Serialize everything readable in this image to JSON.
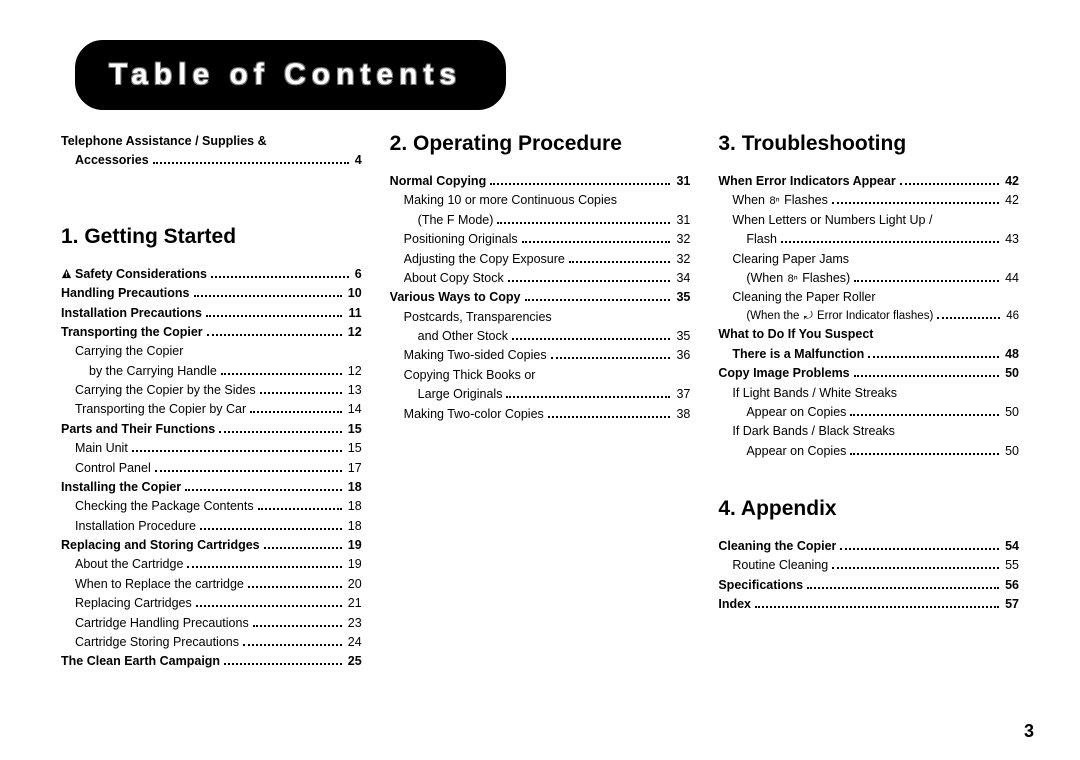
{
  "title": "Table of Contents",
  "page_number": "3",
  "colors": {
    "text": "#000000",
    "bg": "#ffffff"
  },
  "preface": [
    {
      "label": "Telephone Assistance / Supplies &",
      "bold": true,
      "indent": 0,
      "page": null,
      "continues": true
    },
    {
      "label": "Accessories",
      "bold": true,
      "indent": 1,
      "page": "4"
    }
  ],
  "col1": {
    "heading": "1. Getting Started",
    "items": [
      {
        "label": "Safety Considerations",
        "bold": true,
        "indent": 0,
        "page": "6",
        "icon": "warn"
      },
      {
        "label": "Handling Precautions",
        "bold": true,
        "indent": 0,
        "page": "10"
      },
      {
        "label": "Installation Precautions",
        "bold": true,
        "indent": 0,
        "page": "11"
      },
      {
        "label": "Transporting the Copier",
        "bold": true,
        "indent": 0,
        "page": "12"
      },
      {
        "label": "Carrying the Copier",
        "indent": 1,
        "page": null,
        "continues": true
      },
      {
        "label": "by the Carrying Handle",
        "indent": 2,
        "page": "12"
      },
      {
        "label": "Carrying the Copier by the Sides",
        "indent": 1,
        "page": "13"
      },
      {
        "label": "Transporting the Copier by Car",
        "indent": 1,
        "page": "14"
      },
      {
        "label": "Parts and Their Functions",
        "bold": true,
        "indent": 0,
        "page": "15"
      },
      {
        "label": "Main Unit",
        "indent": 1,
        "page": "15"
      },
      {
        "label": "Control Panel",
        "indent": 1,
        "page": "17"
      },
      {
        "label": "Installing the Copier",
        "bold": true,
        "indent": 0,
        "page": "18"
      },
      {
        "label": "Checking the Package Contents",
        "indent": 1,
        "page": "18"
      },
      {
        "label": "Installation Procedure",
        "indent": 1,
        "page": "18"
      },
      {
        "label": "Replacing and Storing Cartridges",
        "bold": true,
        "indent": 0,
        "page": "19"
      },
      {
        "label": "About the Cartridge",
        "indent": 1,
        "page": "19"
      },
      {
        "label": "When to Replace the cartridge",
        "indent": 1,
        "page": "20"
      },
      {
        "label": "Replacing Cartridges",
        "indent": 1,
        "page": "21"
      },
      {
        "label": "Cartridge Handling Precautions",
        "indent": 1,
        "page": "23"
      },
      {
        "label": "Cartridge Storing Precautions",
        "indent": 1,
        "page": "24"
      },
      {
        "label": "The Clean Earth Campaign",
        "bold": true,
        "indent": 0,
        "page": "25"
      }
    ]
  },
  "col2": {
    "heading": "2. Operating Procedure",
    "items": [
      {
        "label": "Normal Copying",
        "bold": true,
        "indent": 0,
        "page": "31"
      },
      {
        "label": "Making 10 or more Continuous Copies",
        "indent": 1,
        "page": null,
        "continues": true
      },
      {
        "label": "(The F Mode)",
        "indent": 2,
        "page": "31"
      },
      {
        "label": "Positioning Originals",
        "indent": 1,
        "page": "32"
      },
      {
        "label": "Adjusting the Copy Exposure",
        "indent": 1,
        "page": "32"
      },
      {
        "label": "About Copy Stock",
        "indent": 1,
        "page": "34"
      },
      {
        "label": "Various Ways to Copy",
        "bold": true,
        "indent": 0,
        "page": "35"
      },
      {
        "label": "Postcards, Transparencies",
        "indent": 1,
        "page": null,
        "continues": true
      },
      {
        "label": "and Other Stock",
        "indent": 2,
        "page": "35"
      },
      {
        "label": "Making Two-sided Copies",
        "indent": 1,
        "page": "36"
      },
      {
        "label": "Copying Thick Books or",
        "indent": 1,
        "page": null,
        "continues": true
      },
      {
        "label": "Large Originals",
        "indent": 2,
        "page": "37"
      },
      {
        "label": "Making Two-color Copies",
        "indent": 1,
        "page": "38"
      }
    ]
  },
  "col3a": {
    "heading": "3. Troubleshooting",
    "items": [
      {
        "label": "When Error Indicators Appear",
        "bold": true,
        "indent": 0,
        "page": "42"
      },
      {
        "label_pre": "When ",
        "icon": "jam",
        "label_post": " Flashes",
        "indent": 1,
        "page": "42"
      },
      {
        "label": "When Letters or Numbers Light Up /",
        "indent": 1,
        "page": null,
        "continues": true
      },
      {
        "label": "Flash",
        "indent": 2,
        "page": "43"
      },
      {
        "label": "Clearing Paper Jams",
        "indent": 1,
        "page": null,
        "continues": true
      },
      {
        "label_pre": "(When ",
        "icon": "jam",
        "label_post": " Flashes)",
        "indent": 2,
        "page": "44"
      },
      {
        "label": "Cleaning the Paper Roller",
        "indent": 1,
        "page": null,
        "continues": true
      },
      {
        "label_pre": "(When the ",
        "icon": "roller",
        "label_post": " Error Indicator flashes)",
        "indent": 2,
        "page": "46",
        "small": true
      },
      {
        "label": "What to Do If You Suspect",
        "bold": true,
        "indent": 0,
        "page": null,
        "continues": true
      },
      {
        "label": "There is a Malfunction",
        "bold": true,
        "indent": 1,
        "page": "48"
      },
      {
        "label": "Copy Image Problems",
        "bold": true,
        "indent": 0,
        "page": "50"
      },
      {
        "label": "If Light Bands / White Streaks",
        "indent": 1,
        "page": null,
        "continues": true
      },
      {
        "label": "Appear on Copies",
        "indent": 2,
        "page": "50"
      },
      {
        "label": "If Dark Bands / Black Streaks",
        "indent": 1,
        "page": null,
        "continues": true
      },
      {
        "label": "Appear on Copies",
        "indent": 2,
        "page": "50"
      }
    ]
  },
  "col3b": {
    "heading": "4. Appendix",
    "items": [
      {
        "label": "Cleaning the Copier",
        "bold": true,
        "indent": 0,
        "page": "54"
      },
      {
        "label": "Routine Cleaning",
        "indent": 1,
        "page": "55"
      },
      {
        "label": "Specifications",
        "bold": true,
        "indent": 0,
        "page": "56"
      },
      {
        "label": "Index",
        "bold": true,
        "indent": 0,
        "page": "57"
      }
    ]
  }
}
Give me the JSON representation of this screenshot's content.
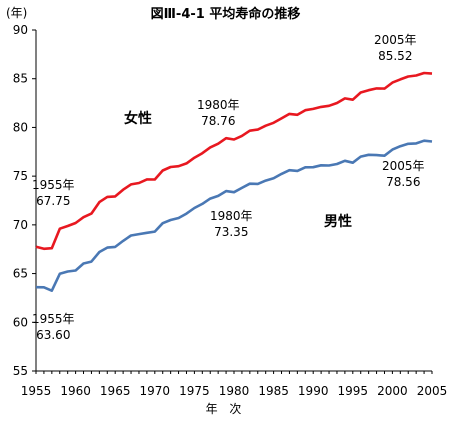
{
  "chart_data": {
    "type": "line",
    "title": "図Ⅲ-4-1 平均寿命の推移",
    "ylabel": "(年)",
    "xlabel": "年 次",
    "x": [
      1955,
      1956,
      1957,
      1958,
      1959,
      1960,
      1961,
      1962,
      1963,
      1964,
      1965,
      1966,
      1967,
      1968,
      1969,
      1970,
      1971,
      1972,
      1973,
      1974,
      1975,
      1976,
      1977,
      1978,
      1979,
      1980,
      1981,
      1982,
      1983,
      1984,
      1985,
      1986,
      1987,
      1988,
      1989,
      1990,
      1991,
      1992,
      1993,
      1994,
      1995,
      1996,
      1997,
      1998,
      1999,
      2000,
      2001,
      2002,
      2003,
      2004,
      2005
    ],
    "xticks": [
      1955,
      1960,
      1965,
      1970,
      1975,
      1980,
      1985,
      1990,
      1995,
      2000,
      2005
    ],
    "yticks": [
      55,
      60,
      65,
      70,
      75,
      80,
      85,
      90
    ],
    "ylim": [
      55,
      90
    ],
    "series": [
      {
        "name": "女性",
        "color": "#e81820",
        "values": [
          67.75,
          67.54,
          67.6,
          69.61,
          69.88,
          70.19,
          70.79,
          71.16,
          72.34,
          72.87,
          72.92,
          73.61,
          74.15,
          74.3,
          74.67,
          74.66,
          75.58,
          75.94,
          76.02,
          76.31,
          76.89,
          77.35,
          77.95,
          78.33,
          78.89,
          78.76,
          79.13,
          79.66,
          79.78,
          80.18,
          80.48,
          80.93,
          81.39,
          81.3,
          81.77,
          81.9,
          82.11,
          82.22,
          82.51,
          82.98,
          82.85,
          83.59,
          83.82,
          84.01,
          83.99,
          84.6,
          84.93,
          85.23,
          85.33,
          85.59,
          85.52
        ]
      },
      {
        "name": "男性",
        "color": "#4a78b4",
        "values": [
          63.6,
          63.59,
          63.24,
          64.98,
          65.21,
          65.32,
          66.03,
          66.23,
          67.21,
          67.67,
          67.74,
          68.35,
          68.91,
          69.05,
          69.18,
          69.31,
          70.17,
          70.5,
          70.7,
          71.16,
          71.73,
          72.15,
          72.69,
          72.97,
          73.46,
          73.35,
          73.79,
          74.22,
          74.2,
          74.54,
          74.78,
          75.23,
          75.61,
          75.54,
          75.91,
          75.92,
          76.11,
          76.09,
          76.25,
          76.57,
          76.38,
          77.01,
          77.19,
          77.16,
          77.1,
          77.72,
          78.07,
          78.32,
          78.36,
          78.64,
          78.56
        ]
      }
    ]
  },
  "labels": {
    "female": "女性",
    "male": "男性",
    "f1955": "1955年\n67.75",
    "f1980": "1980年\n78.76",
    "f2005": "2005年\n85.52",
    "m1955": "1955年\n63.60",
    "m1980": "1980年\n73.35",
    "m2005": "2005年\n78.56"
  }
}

────────

Pull every line containing the word "Cleaning" out of the entries above.

- _EXERCISE OUTPUT_
        "label": "Cleaning the Paper Roller",
        "label": "Cleaning the Copier",
        "label": "Routine Cleaning",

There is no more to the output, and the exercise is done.